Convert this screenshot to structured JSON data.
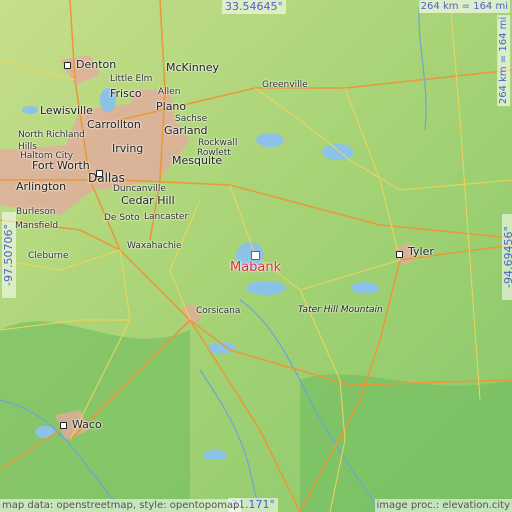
{
  "coordinates": {
    "north": "33.54645°",
    "south": "31.171°",
    "west": "-97.50706°",
    "east": "-94.69456°"
  },
  "scale": {
    "top": "264 km = 164 mi",
    "right": "264 km = 164 mi"
  },
  "highlight": "Mabank",
  "feature_label": "Tater Hill Mountain",
  "cities": [
    "Denton",
    "McKinney",
    "Little Elm",
    "Frisco",
    "Allen",
    "Greenville",
    "Lewisville",
    "Plano",
    "Sachse",
    "Carrollton",
    "Garland",
    "Rockwall",
    "North Richland Hills",
    "Irving",
    "Rowlett",
    "Haltom City",
    "Mesquite",
    "Fort Worth",
    "Dallas",
    "Arlington",
    "Duncanville",
    "Cedar Hill",
    "Burleson",
    "De Soto",
    "Lancaster",
    "Mansfield",
    "Waxahachie",
    "Cleburne",
    "Corsicana",
    "Tyler",
    "Waco"
  ],
  "attribution": {
    "left": "map data: openstreetmap, style: opentopomap",
    "right": "image proc.: elevation.city"
  },
  "colors": {
    "terrain_low": "#7fc85f",
    "terrain_high": "#c8e08f",
    "water": "#8cc2e8",
    "urban": "#e8a7a0",
    "highlight": "#e0303a"
  }
}
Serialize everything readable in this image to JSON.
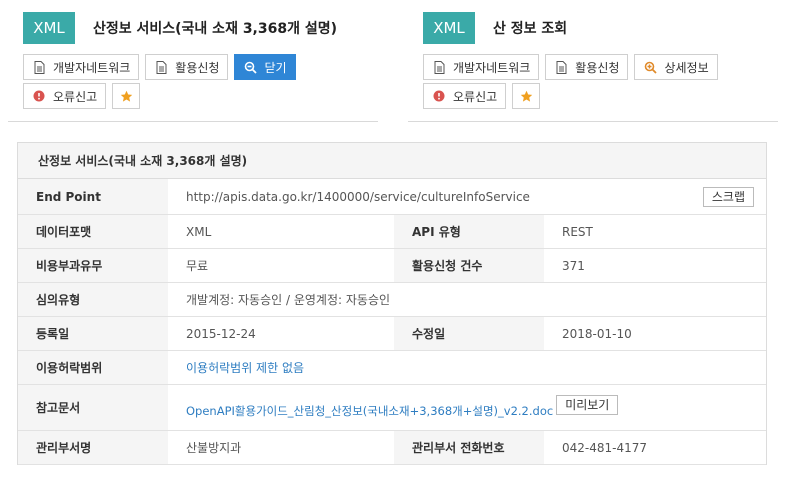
{
  "left_card": {
    "badge": "XML",
    "title": "산정보 서비스(국내 소재 3,368개 설명)",
    "buttons": {
      "dev_network": "개발자네트워크",
      "apply": "활용신청",
      "close": "닫기",
      "report": "오류신고"
    }
  },
  "right_card": {
    "badge": "XML",
    "title": "산 정보 조회",
    "buttons": {
      "dev_network": "개발자네트워크",
      "apply": "활용신청",
      "detail": "상세정보",
      "report": "오류신고"
    }
  },
  "detail": {
    "title": "산정보 서비스(국내 소재 3,368개 설명)",
    "endpoint_label": "End Point",
    "endpoint_value": "http://apis.data.go.kr/1400000/service/cultureInfoService",
    "scrap_label": "스크랩",
    "format_label": "데이터포맷",
    "format_value": "XML",
    "api_type_label": "API 유형",
    "api_type_value": "REST",
    "cost_label": "비용부과유무",
    "cost_value": "무료",
    "apply_count_label": "활용신청 건수",
    "apply_count_value": "371",
    "review_label": "심의유형",
    "review_value": "개발계정: 자동승인 / 운영계정: 자동승인",
    "reg_date_label": "등록일",
    "reg_date_value": "2015-12-24",
    "mod_date_label": "수정일",
    "mod_date_value": "2018-01-10",
    "license_label": "이용허락범위",
    "license_value": "이용허락범위 제한 없음",
    "ref_label": "참고문서",
    "ref_value": "OpenAPI활용가이드_산림청_산정보(국내소재+3,368개+설명)_v2.2.doc",
    "preview_label": "미리보기",
    "dept_label": "관리부서명",
    "dept_value": "산불방지과",
    "phone_label": "관리부서 전화번호",
    "phone_value": "042-481-4177"
  },
  "colors": {
    "badge": "#3aaaa8",
    "primary_button": "#2f86d6",
    "report_icon": "#d9534f",
    "star": "#f0a020",
    "link": "#2e7dc1"
  }
}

========================================

• **To do**
Make an exact copy of the records shown above, without the pictures.

• **Task response**
Convert this screenshot to structured JSON data.
{
  "coordinates": {
    "north": "33.54645°",
    "south": "31.171°",
    "west": "-97.50706°",
    "east": "-94.69456°"
  },
  "scale": {
    "top": "264 km = 164 mi",
    "right": "264 km = 164 mi"
  },
  "highlight": "Mabank",
  "feature_label": "Tater Hill Mountain",
  "cities": [
    "Denton",
    "McKinney",
    "Little Elm",
    "Frisco",
    "Allen",
    "Greenville",
    "Lewisville",
    "Plano",
    "Sachse",
    "Carrollton",
    "Garland",
    "Rockwall",
    "North Richland Hills",
    "Irving",
    "Rowlett",
    "Haltom City",
    "Mesquite",
    "Fort Worth",
    "Dallas",
    "Arlington",
    "Duncanville",
    "Cedar Hill",
    "Burleson",
    "De Soto",
    "Lancaster",
    "Mansfield",
    "Waxahachie",
    "Cleburne",
    "Corsicana",
    "Tyler",
    "Waco"
  ],
  "attribution": {
    "left": "map data: openstreetmap, style: opentopomap",
    "right": "image proc.: elevation.city"
  },
  "colors": {
    "terrain_low": "#7fc85f",
    "terrain_high": "#c8e08f",
    "water": "#8cc2e8",
    "urban": "#e8a7a0",
    "highlight": "#e0303a"
  }
}
Serialize everything readable in this image to JSON.
{
  "left_card": {
    "badge": "XML",
    "title": "산정보 서비스(국내 소재 3,368개 설명)",
    "buttons": {
      "dev_network": "개발자네트워크",
      "apply": "활용신청",
      "close": "닫기",
      "report": "오류신고"
    }
  },
  "right_card": {
    "badge": "XML",
    "title": "산 정보 조회",
    "buttons": {
      "dev_network": "개발자네트워크",
      "apply": "활용신청",
      "detail": "상세정보",
      "report": "오류신고"
    }
  },
  "detail": {
    "title": "산정보 서비스(국내 소재 3,368개 설명)",
    "endpoint_label": "End Point",
    "endpoint_value": "http://apis.data.go.kr/1400000/service/cultureInfoService",
    "scrap_label": "스크랩",
    "format_label": "데이터포맷",
    "format_value": "XML",
    "api_type_label": "API 유형",
    "api_type_value": "REST",
    "cost_label": "비용부과유무",
    "cost_value": "무료",
    "apply_count_label": "활용신청 건수",
    "apply_count_value": "371",
    "review_label": "심의유형",
    "review_value": "개발계정: 자동승인 / 운영계정: 자동승인",
    "reg_date_label": "등록일",
    "reg_date_value": "2015-12-24",
    "mod_date_label": "수정일",
    "mod_date_value": "2018-01-10",
    "license_label": "이용허락범위",
    "license_value": "이용허락범위 제한 없음",
    "ref_label": "참고문서",
    "ref_value": "OpenAPI활용가이드_산림청_산정보(국내소재+3,368개+설명)_v2.2.doc",
    "preview_label": "미리보기",
    "dept_label": "관리부서명",
    "dept_value": "산불방지과",
    "phone_label": "관리부서 전화번호",
    "phone_value": "042-481-4177"
  },
  "colors": {
    "badge": "#3aaaa8",
    "primary_button": "#2f86d6",
    "report_icon": "#d9534f",
    "star": "#f0a020",
    "link": "#2e7dc1"
  }
}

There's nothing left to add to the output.